→ **Exercise instructions**: Retype all of the listing exactly, passing over any picture you find.

→ **Task material**:
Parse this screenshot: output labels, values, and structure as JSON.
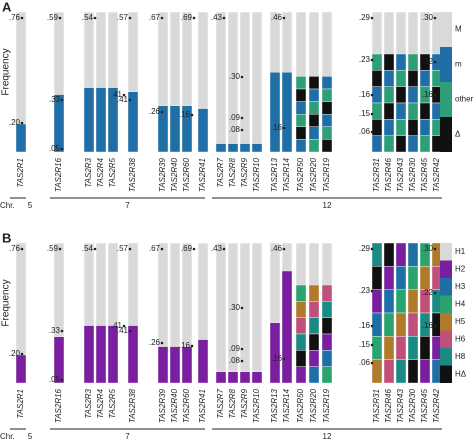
{
  "y_label": "Frequency",
  "chromosome_prefix": "Chr.",
  "chromosomes": [
    "5",
    "7",
    "12"
  ],
  "genes": [
    "TAS2R1",
    "TAS2R16",
    "TAS2R3",
    "TAS2R4",
    "TAS2R5",
    "TAS2R38",
    "TAS2R39",
    "TAS2R40",
    "TAS2R60",
    "TAS2R41",
    "TAS2R7",
    "TAS2R8",
    "TAS2R9",
    "TAS2R10",
    "TAS2R13",
    "TAS2R14",
    "TAS2R50",
    "TAS2R20",
    "TAS2R19",
    "TAS2R31",
    "TAS2R46",
    "TAS2R43",
    "TAS2R30",
    "TAS2R45",
    "TAS2R42"
  ],
  "panels": [
    {
      "label": "A",
      "frequency_labels": [
        ".76",
        ".20",
        ".59",
        ".33",
        ".05",
        ".54",
        ".41",
        ".57",
        ".41",
        ".67",
        ".26",
        ".69",
        ".16",
        ".43",
        ".30",
        ".09",
        ".08",
        ".46",
        ".16",
        ".29",
        ".23",
        ".16",
        ".15",
        ".06",
        ".30",
        ".22",
        ".16"
      ],
      "legend": [
        {
          "name": "M",
          "color": "#d9d9d9"
        },
        {
          "name": "m",
          "color": "#1f6fa6"
        },
        {
          "name": "other",
          "color": "#2e9e78"
        },
        {
          "name": "Δ",
          "color": "#111111"
        }
      ]
    },
    {
      "label": "B",
      "frequency_labels": [
        ".76",
        ".20",
        ".59",
        ".33",
        ".05",
        ".54",
        ".41",
        ".57",
        ".41",
        ".67",
        ".26",
        ".69",
        ".16",
        ".43",
        ".30",
        ".09",
        ".08",
        ".46",
        ".16",
        ".29",
        ".23",
        ".16",
        ".15",
        ".06",
        ".30",
        ".22",
        ".16"
      ],
      "legend": [
        {
          "name": "H1",
          "color": "#d9d9d9"
        },
        {
          "name": "H2",
          "color": "#7a1fa0"
        },
        {
          "name": "H3",
          "color": "#1f6fa6"
        },
        {
          "name": "H4",
          "color": "#2aa36f"
        },
        {
          "name": "H5",
          "color": "#b07a2a"
        },
        {
          "name": "H6",
          "color": "#c0507a"
        },
        {
          "name": "H8",
          "color": "#1b8a84"
        },
        {
          "name": "HΔ",
          "color": "#111111"
        }
      ]
    }
  ]
}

→ **Your response**:
Parse this screenshot: output labels, values, and structure as JSON.
{
  "y_label": "Frequency",
  "chromosome_prefix": "Chr.",
  "chromosomes": [
    "5",
    "7",
    "12"
  ],
  "genes": [
    "TAS2R1",
    "TAS2R16",
    "TAS2R3",
    "TAS2R4",
    "TAS2R5",
    "TAS2R38",
    "TAS2R39",
    "TAS2R40",
    "TAS2R60",
    "TAS2R41",
    "TAS2R7",
    "TAS2R8",
    "TAS2R9",
    "TAS2R10",
    "TAS2R13",
    "TAS2R14",
    "TAS2R50",
    "TAS2R20",
    "TAS2R19",
    "TAS2R31",
    "TAS2R46",
    "TAS2R43",
    "TAS2R30",
    "TAS2R45",
    "TAS2R42"
  ],
  "panels": [
    {
      "label": "A",
      "frequency_labels": [
        ".76",
        ".20",
        ".59",
        ".33",
        ".05",
        ".54",
        ".41",
        ".57",
        ".41",
        ".67",
        ".26",
        ".69",
        ".16",
        ".43",
        ".30",
        ".09",
        ".08",
        ".46",
        ".16",
        ".29",
        ".23",
        ".16",
        ".15",
        ".06",
        ".30",
        ".22",
        ".16"
      ],
      "legend": [
        {
          "name": "M",
          "color": "#d9d9d9"
        },
        {
          "name": "m",
          "color": "#1f6fa6"
        },
        {
          "name": "other",
          "color": "#2e9e78"
        },
        {
          "name": "Δ",
          "color": "#111111"
        }
      ]
    },
    {
      "label": "B",
      "frequency_labels": [
        ".76",
        ".20",
        ".59",
        ".33",
        ".05",
        ".54",
        ".41",
        ".57",
        ".41",
        ".67",
        ".26",
        ".69",
        ".16",
        ".43",
        ".30",
        ".09",
        ".08",
        ".46",
        ".16",
        ".29",
        ".23",
        ".16",
        ".15",
        ".06",
        ".30",
        ".22",
        ".16"
      ],
      "legend": [
        {
          "name": "H1",
          "color": "#d9d9d9"
        },
        {
          "name": "H2",
          "color": "#7a1fa0"
        },
        {
          "name": "H3",
          "color": "#1f6fa6"
        },
        {
          "name": "H4",
          "color": "#2aa36f"
        },
        {
          "name": "H5",
          "color": "#b07a2a"
        },
        {
          "name": "H6",
          "color": "#c0507a"
        },
        {
          "name": "H8",
          "color": "#1b8a84"
        },
        {
          "name": "HΔ",
          "color": "#111111"
        }
      ]
    }
  ]
}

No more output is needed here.